■ **Dataset extract**:
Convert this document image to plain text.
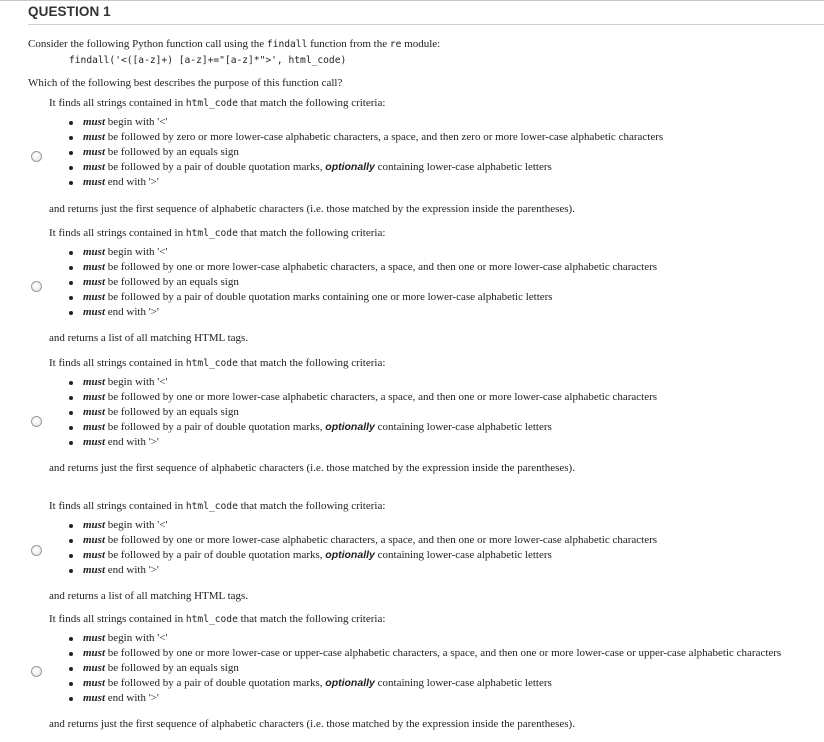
QUESTION 1
Consider the following Python function call using the findall function from the re module:
findall('<([a-z]+) [a-z]+="[a-z]*">', html_code)
Which of the following best describes the purpose of this function call?
It finds all strings contained in html_code that match the following criteria:
must begin with '<'
must be followed by zero or more lower-case alphabetic characters, a space, and then zero or more lower-case alphabetic characters
must be followed by an equals sign
must be followed by a pair of double quotation marks, optionally containing lower-case alphabetic letters
must end with '>'
and returns just the first sequence of alphabetic characters (i.e. those matched by the expression inside the parentheses).
It finds all strings contained in html_code that match the following criteria:
must begin with '<'
must be followed by one or more lower-case alphabetic characters, a space, and then one or more lower-case alphabetic characters
must be followed by an equals sign
must be followed by a pair of double quotation marks containing one or more lower-case alphabetic letters
must end with '>'
and returns a list of all matching HTML tags.
It finds all strings contained in html_code that match the following criteria:
must begin with '<'
must be followed by one or more lower-case alphabetic characters, a space, and then one or more lower-case alphabetic characters
must be followed by an equals sign
must be followed by a pair of double quotation marks, optionally containing lower-case alphabetic letters
must end with '>'
and returns just the first sequence of alphabetic characters (i.e. those matched by the expression inside the parentheses).
It finds all strings contained in html_code that match the following criteria:
must begin with '<'
must be followed by one or more lower-case alphabetic characters, a space, and then one or more lower-case alphabetic characters
must be followed by a pair of double quotation marks, optionally containing lower-case alphabetic letters
must end with '>'
and returns a list of all matching HTML tags.
It finds all strings contained in html_code that match the following criteria:
must begin with '<'
must be followed by one or more lower-case or upper-case alphabetic characters, a space, and then one or more lower-case or upper-case alphabetic characters
must be followed by an equals sign
must be followed by a pair of double quotation marks, optionally containing lower-case alphabetic letters
must end with '>'
and returns just the first sequence of alphabetic characters (i.e. those matched by the expression inside the parentheses).
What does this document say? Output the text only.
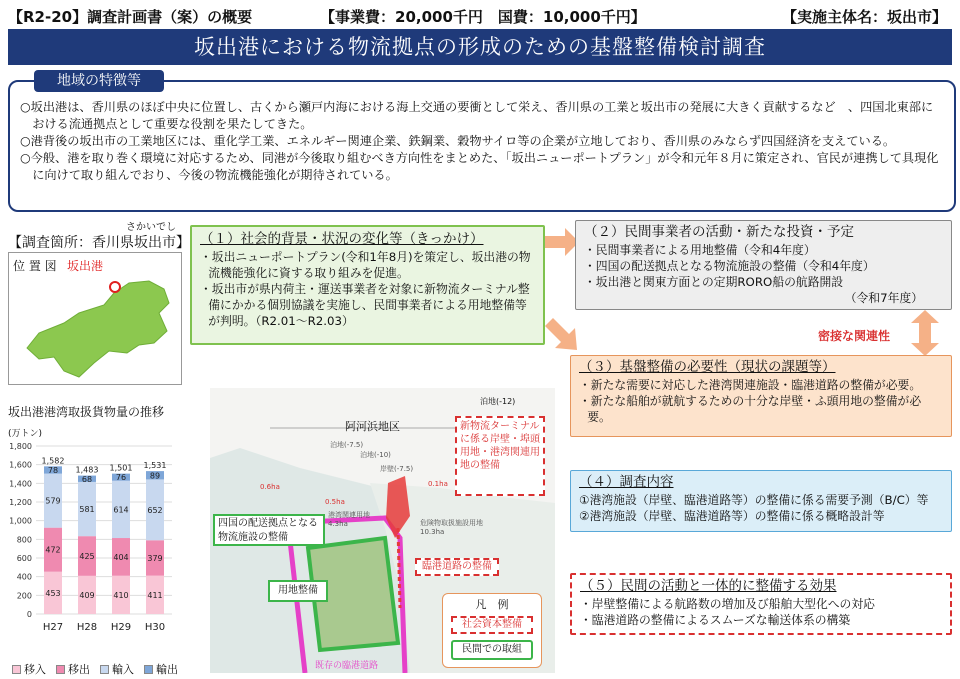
【R2-20】調査計画書（案）の概要	【事業費：20,000千円　国費：10,000千円】	【実施主体名：坂出市】
坂出港における物流拠点の形成のための基盤整備検討調査

○坂出港は、香川県のほぼ中央に位置し、古くから瀬戸内海における海上交通の要衝として栄え、香川県の工業と坂出市の発展に大きく貢献するなど　、四国北東部における流通拠点として重要な役割を果たしてきた。

○港背後の坂出市の工業地区には、重化学工業、エネルギー関連企業、鉄鋼業、穀物サイロ等の企業が立地しており、香川県のみならず四国経済を支えている。

○今般、港を取り巻く環境に対応するため、同港が今後取り組むべき方向性をまとめた、「坂出ニューポートプラン」が令和元年８月に策定され、官民が連携して具現化に向けて取り組んでおり、今後の物流機能強化が期待されている。

地域の特徴等
さかいでし
【調査箇所：香川県坂出市】
位 置 図 坂出港
坂出港港湾取扱貨物量の推移
(万トン)
0
200
400
600
800
1,000
1,200
1,400
1,600
1,800
453
472
579
78
1,582
H27
409
425
581
68
1,483
H28
410
404
614
76
1,501
H29
411
379
652
89
1,531
H30
移入	移出	輸入	輸出
（１）社会的背景・状況の変化等（きっかけ）
・坂出ニューポートプラン(令和1年8月)を策定し、坂出港の物流機能強化に資する取り組みを促進。
・坂出市が県内荷主・運送事業者を対象に新物流ターミナル整備にかかる個別協議を実施し、民間事業者による用地整備等が判明。（R2.01～R2.03）
密接な関連性
（２）民間事業者の活動・新たな投資・予定
・民間事業者による用地整備（令和4年度）
・四国の配送拠点となる物流施設の整備（令和4年度）
・坂出港と関東方面との定期RORO船の航路開設
（令和7年度）
（３）基盤整備の必要性（現状の課題等）
・新たな需要に対応した港湾関連施設・臨港道路の整備が必要。
・新たな船舶が就航するための十分な岸壁・ふ頭用地の整備が必要。
（４）調査内容
①港湾施設（岸壁、臨港道路等）の整備に係る需要予測（B/C）等
②港湾施設（岸壁、臨港道路等）の整備に係る概略設計等
（５）民間の活動と一体的に整備する効果
・岸壁整備による航路数の増加及び船舶大型化への対応
・臨港道路の整備によるスムーズな輸送体系の構築
阿河浜地区
泊地(-12)
泊地(-7.5)
泊地(-10)
岸壁(-7.5)
0.6ha
0.5ha
0.1ha
港湾関連用地 4.3ha	危険物取扱施設用地 10.3ha
新物流ターミナルに係る岸壁・埠頭用地・港湾関連用地の整備
四国の配送拠点となる物流施設の整備
臨港道路の整備
用地整備
既存の臨港道路
凡　例
社会資本整備
民間での取組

■ **Exercise instructions**: Leave out the pictures and transcribe everything else exactly.

■ **Exercise answer**:
Convert this document image to plain text.
QUESTION 1
Consider the following Python function call using the findall function from the re module:
findall('<([a-z]+) [a-z]+="[a-z]*">', html_code)
Which of the following best describes the purpose of this function call?
It finds all strings contained in html_code that match the following criteria:
must begin with '<'
must be followed by zero or more lower-case alphabetic characters, a space, and then zero or more lower-case alphabetic characters
must be followed by an equals sign
must be followed by a pair of double quotation marks, optionally containing lower-case alphabetic letters
must end with '>'
and returns just the first sequence of alphabetic characters (i.e. those matched by the expression inside the parentheses).
It finds all strings contained in html_code that match the following criteria:
must begin with '<'
must be followed by one or more lower-case alphabetic characters, a space, and then one or more lower-case alphabetic characters
must be followed by an equals sign
must be followed by a pair of double quotation marks containing one or more lower-case alphabetic letters
must end with '>'
and returns a list of all matching HTML tags.
It finds all strings contained in html_code that match the following criteria:
must begin with '<'
must be followed by one or more lower-case alphabetic characters, a space, and then one or more lower-case alphabetic characters
must be followed by an equals sign
must be followed by a pair of double quotation marks, optionally containing lower-case alphabetic letters
must end with '>'
and returns just the first sequence of alphabetic characters (i.e. those matched by the expression inside the parentheses).
It finds all strings contained in html_code that match the following criteria:
must begin with '<'
must be followed by one or more lower-case alphabetic characters, a space, and then one or more lower-case alphabetic characters
must be followed by a pair of double quotation marks, optionally containing lower-case alphabetic letters
must end with '>'
and returns a list of all matching HTML tags.
It finds all strings contained in html_code that match the following criteria:
must begin with '<'
must be followed by one or more lower-case or upper-case alphabetic characters, a space, and then one or more lower-case or upper-case alphabetic characters
must be followed by an equals sign
must be followed by a pair of double quotation marks, optionally containing lower-case alphabetic letters
must end with '>'
and returns just the first sequence of alphabetic characters (i.e. those matched by the expression inside the parentheses).
What does this document say? Output the text only.
【R2-20】調査計画書（案）の概要	【事業費：20,000千円　国費：10,000千円】	【実施主体名：坂出市】
坂出港における物流拠点の形成のための基盤整備検討調査

○坂出港は、香川県のほぼ中央に位置し、古くから瀬戸内海における海上交通の要衝として栄え、香川県の工業と坂出市の発展に大きく貢献するなど　、四国北東部における流通拠点として重要な役割を果たしてきた。

○港背後の坂出市の工業地区には、重化学工業、エネルギー関連企業、鉄鋼業、穀物サイロ等の企業が立地しており、香川県のみならず四国経済を支えている。

○今般、港を取り巻く環境に対応するため、同港が今後取り組むべき方向性をまとめた、「坂出ニューポートプラン」が令和元年８月に策定され、官民が連携して具現化に向けて取り組んでおり、今後の物流機能強化が期待されている。

地域の特徴等
さかいでし
【調査箇所：香川県坂出市】
位 置 図 坂出港
坂出港港湾取扱貨物量の推移
(万トン)
0
200
400
600
800
1,000
1,200
1,400
1,600
1,800
453
472
579
78
1,582
H27
409
425
581
68
1,483
H28
410
404
614
76
1,501
H29
411
379
652
89
1,531
H30
移入	移出	輸入	輸出
（１）社会的背景・状況の変化等（きっかけ）
・坂出ニューポートプラン(令和1年8月)を策定し、坂出港の物流機能強化に資する取り組みを促進。
・坂出市が県内荷主・運送事業者を対象に新物流ターミナル整備にかかる個別協議を実施し、民間事業者による用地整備等が判明。（R2.01～R2.03）
密接な関連性
（２）民間事業者の活動・新たな投資・予定
・民間事業者による用地整備（令和4年度）
・四国の配送拠点となる物流施設の整備（令和4年度）
・坂出港と関東方面との定期RORO船の航路開設
（令和7年度）
（３）基盤整備の必要性（現状の課題等）
・新たな需要に対応した港湾関連施設・臨港道路の整備が必要。
・新たな船舶が就航するための十分な岸壁・ふ頭用地の整備が必要。
（４）調査内容
①港湾施設（岸壁、臨港道路等）の整備に係る需要予測（B/C）等
②港湾施設（岸壁、臨港道路等）の整備に係る概略設計等
（５）民間の活動と一体的に整備する効果
・岸壁整備による航路数の増加及び船舶大型化への対応
・臨港道路の整備によるスムーズな輸送体系の構築
阿河浜地区
泊地(-12)
泊地(-7.5)
泊地(-10)
岸壁(-7.5)
0.6ha
0.5ha
0.1ha
港湾関連用地 4.3ha	危険物取扱施設用地 10.3ha
新物流ターミナルに係る岸壁・埠頭用地・港湾関連用地の整備
四国の配送拠点となる物流施設の整備
臨港道路の整備
用地整備
既存の臨港道路
凡　例
社会資本整備
民間での取組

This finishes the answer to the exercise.